▶ Records for the exercise
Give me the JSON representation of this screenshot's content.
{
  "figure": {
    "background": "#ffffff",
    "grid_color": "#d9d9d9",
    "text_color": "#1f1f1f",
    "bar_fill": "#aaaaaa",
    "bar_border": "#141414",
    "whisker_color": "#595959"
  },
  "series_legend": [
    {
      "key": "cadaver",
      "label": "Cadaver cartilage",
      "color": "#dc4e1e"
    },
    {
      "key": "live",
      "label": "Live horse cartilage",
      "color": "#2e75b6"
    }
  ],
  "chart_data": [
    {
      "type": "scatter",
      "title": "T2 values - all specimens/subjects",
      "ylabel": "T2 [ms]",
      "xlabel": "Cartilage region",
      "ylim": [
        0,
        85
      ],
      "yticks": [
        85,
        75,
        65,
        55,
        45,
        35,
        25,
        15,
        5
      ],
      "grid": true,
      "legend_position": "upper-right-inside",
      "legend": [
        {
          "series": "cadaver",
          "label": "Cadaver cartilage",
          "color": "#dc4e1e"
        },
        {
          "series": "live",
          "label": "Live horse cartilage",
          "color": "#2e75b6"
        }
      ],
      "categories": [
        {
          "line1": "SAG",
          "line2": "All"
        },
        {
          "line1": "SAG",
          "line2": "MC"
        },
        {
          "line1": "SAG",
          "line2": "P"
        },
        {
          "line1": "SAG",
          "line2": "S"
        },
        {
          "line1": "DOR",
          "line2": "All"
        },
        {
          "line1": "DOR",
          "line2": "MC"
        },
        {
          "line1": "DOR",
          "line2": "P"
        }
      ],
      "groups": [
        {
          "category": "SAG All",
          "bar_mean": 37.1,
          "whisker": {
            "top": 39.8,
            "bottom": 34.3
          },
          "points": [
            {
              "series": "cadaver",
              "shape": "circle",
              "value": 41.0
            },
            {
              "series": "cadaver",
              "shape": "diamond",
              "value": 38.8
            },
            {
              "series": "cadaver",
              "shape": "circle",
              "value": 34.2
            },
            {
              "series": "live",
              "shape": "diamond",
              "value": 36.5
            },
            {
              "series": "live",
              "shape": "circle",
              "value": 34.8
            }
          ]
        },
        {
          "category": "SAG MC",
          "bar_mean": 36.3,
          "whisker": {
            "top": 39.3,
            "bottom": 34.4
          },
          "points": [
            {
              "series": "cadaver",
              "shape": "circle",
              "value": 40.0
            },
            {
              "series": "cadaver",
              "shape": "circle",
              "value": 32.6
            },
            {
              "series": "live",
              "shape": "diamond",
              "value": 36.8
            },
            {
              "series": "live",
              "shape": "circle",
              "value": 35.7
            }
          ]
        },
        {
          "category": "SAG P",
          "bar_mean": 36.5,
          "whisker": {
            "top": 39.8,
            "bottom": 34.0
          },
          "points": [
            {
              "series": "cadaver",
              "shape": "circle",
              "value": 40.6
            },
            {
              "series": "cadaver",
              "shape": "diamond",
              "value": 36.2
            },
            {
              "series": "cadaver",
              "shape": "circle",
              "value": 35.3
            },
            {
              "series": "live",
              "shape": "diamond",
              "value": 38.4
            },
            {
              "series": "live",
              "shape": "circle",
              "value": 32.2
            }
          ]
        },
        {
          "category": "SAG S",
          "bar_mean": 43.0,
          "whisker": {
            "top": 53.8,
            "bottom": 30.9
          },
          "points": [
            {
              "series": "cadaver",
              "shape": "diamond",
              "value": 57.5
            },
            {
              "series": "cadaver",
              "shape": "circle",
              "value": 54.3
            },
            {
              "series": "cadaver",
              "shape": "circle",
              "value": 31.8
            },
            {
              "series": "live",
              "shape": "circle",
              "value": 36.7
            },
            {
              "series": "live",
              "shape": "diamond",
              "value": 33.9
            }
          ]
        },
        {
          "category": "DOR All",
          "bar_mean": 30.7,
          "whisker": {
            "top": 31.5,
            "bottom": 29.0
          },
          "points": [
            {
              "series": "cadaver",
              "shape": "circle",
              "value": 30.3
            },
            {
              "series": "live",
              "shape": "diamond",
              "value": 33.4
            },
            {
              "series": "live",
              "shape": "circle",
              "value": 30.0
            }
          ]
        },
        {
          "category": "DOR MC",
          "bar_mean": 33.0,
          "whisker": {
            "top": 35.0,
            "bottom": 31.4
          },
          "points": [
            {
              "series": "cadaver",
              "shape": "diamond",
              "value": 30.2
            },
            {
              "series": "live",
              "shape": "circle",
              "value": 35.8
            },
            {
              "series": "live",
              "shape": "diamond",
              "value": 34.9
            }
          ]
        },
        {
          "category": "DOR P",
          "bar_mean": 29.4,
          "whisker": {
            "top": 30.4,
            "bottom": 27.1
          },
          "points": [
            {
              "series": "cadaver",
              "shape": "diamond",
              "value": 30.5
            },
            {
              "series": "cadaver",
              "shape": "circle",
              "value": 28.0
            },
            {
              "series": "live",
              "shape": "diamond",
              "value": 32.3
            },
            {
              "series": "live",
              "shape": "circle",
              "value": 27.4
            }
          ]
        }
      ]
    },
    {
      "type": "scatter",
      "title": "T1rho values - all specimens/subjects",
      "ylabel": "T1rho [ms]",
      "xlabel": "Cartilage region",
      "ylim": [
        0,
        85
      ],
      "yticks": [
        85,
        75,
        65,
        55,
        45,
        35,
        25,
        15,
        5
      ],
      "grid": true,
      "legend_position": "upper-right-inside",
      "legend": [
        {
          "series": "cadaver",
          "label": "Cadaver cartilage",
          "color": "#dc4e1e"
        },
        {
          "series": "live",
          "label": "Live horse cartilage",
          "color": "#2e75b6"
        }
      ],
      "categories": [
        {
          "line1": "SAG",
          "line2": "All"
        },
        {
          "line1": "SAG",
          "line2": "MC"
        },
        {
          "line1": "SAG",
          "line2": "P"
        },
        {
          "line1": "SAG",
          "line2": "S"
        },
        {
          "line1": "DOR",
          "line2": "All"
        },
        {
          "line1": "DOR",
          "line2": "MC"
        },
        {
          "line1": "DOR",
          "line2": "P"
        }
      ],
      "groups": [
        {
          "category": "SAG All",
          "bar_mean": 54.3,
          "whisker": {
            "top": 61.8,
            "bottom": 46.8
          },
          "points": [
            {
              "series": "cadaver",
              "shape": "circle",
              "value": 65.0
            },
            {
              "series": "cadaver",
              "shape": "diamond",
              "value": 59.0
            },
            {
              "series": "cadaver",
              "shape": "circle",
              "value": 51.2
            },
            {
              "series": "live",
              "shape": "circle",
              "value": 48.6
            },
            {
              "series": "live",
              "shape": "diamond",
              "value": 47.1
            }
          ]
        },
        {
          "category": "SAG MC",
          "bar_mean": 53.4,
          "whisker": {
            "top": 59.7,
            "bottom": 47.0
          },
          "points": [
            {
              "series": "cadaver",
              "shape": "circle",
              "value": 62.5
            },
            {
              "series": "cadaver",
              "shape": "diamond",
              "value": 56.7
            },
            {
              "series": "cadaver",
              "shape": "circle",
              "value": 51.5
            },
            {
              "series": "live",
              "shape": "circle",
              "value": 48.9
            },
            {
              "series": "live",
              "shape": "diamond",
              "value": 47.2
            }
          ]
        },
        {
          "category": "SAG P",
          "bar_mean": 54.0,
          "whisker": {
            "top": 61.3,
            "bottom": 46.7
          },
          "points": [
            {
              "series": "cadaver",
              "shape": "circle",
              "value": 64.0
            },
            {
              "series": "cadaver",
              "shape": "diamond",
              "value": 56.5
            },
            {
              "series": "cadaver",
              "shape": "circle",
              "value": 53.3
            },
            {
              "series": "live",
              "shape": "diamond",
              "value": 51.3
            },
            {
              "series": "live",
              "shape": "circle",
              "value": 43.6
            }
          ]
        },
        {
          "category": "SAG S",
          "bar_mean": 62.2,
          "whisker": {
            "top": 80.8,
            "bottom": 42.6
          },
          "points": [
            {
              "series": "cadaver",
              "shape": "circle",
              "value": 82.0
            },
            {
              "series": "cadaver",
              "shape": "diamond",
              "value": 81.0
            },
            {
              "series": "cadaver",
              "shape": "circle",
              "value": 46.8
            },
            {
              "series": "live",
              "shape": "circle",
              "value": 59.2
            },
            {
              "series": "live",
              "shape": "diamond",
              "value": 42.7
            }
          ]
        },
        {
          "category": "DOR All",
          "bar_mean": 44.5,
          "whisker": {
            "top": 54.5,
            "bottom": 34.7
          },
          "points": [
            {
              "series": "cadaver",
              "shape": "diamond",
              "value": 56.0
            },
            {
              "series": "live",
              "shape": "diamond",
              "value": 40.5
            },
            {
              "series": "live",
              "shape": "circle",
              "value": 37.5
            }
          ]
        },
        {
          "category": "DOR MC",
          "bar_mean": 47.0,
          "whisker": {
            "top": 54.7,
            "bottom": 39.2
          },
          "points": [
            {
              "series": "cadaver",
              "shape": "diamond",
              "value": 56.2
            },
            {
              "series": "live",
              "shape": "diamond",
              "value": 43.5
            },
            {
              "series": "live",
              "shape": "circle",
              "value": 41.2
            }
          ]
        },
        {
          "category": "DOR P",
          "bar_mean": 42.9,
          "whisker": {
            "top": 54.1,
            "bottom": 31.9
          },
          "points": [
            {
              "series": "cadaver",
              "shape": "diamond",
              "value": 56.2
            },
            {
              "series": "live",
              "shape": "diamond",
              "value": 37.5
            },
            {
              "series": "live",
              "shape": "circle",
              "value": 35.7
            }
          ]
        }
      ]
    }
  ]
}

▶ Goal of the exercise
In the records above, find each line holding "values" and copy it.

▶ Exercise answer
      "title": "T2 values - all specimens/subjects",
      "title": "T1rho values - all specimens/subjects",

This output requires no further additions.